• EXERCISE PROMPT: Among the entries, which lines carry the string "text"? Copy each of them.

• DATA FOR PROCESSING:
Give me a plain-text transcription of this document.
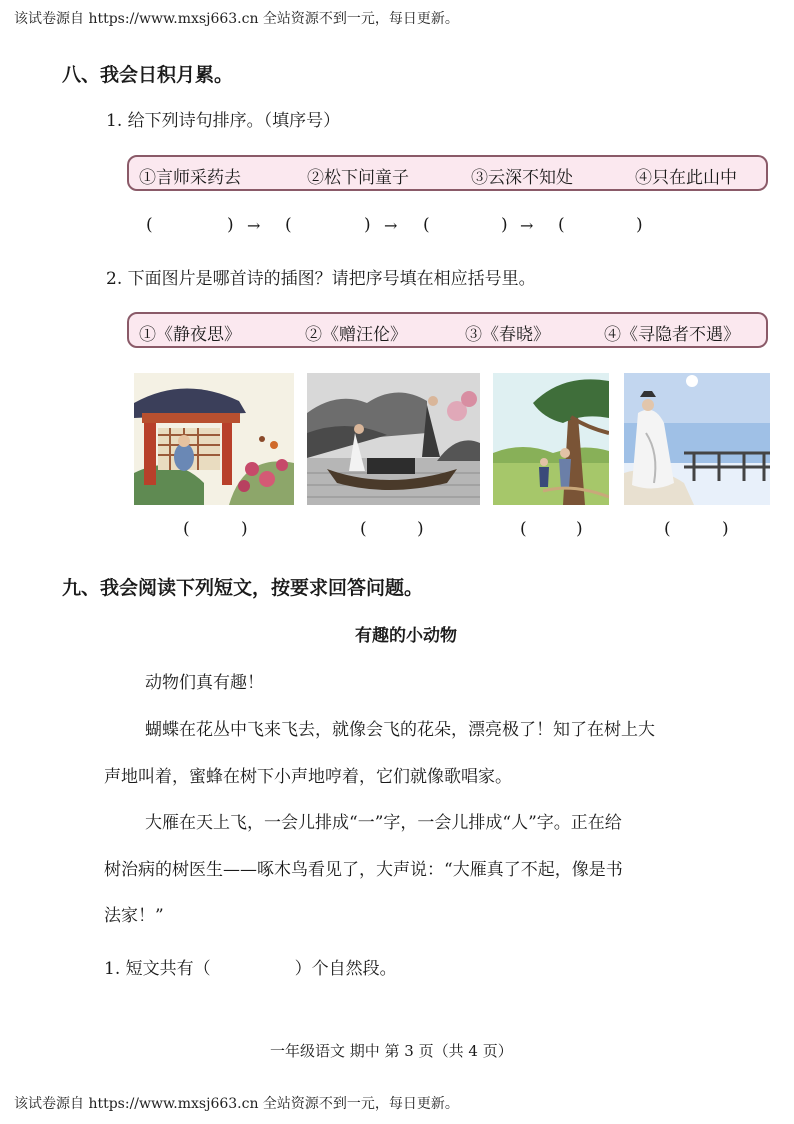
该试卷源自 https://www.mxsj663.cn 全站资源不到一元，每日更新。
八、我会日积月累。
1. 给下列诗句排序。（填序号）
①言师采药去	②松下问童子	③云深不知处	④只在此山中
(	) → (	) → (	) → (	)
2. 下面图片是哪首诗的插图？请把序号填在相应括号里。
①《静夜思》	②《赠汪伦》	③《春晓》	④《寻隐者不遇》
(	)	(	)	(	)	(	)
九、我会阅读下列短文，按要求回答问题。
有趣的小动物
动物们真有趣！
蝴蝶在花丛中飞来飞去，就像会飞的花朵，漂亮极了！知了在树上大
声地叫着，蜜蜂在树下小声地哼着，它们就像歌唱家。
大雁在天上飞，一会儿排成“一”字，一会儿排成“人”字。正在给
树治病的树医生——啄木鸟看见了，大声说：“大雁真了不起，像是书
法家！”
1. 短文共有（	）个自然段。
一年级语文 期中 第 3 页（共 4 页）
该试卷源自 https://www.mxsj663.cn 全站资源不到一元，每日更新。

---

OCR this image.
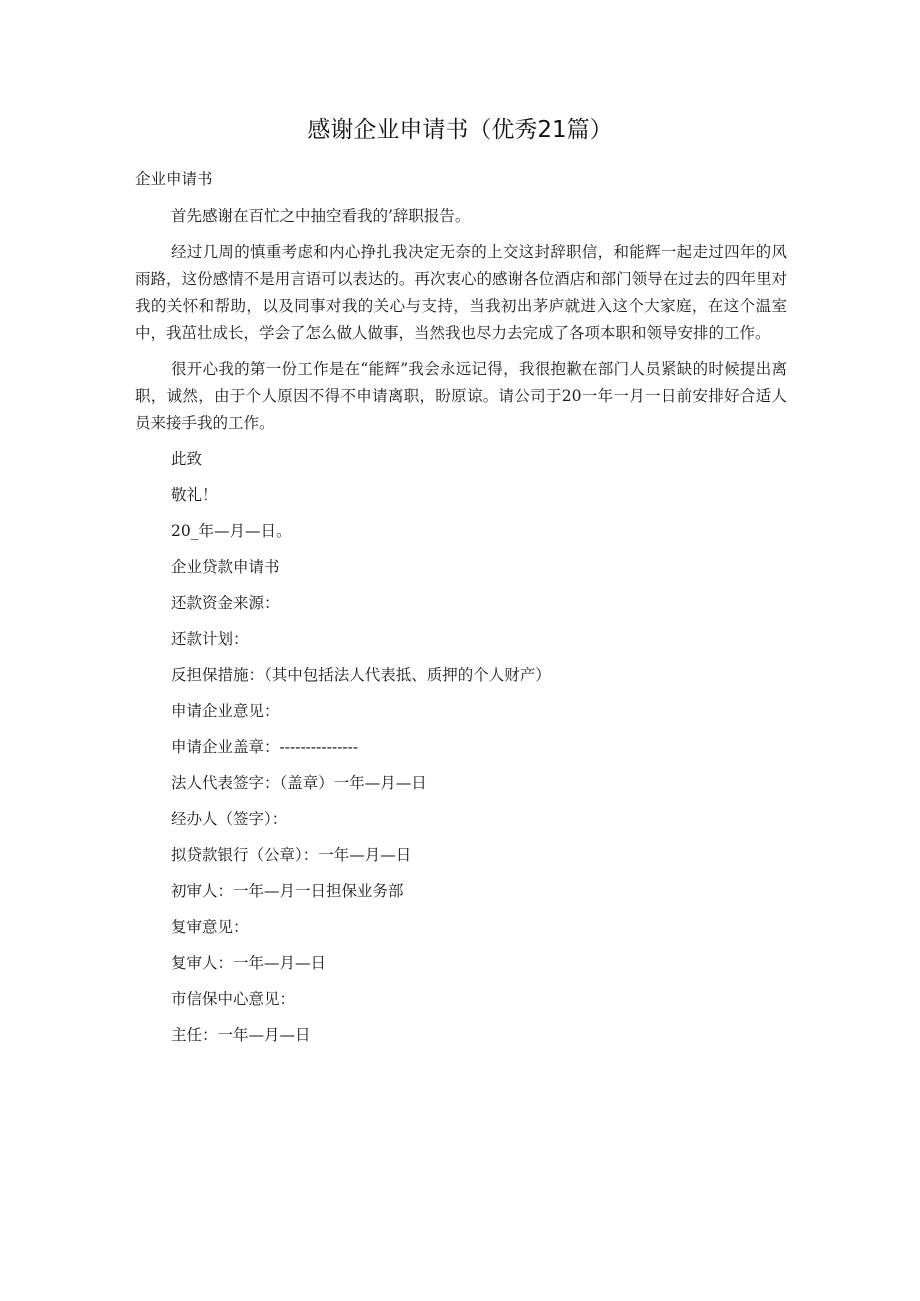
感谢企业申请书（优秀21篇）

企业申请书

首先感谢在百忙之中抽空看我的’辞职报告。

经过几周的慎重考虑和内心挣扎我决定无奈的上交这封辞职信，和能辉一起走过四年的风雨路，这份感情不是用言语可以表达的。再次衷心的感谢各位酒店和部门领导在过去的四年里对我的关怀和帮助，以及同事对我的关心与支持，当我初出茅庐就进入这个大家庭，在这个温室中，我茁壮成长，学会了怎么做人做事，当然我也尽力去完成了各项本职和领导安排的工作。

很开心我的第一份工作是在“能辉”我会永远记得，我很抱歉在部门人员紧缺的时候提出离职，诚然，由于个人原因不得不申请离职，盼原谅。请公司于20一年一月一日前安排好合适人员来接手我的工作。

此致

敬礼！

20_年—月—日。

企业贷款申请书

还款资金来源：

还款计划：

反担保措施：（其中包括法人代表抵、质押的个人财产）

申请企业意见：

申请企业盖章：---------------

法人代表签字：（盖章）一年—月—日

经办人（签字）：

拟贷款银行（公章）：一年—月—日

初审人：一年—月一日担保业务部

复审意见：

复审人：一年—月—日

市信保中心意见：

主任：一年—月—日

--

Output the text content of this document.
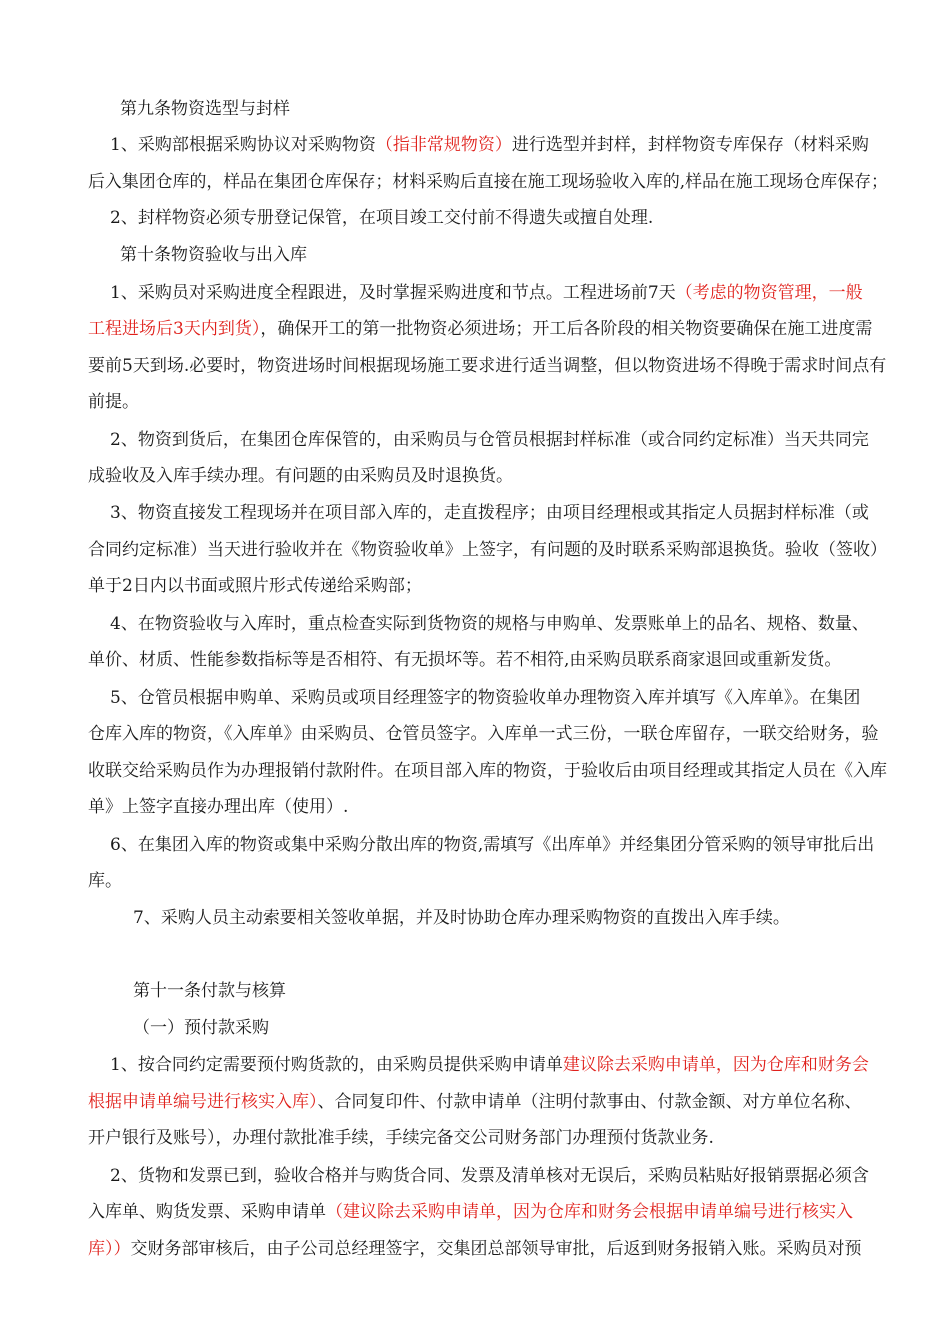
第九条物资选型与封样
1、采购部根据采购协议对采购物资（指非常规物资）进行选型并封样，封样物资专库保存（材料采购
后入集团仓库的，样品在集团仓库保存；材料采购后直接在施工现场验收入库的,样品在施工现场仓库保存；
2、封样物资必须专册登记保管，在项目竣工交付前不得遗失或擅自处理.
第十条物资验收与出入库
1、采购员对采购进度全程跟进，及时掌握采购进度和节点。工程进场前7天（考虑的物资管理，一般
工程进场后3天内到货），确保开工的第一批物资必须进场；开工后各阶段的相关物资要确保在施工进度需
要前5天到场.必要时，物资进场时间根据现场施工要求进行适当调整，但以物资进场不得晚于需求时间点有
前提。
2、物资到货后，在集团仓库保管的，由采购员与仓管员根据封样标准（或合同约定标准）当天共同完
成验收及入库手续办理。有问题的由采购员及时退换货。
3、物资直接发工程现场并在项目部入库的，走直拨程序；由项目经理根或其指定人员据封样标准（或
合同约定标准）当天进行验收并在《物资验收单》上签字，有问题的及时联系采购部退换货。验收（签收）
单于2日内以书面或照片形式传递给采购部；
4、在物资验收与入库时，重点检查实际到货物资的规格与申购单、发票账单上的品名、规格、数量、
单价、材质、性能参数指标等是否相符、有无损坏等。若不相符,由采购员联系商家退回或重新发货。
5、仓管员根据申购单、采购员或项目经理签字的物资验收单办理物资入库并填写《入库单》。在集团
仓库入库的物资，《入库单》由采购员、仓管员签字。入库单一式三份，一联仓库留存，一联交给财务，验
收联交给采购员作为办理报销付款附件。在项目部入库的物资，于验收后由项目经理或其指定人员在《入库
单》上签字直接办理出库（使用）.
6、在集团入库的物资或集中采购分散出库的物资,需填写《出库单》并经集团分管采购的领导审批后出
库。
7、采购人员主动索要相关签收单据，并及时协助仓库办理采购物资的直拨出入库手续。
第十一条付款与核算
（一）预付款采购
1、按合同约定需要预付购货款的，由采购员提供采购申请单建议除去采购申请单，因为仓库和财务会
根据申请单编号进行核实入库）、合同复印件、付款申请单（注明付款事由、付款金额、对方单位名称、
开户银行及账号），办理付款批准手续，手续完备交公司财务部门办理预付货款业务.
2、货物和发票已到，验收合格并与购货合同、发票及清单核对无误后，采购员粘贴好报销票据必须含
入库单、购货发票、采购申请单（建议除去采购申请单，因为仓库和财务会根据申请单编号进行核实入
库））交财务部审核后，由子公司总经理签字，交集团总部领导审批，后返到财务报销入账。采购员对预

• THE COMPLETED TASK:
Give me a plain-text transcription of this document.
Output the text content of this document.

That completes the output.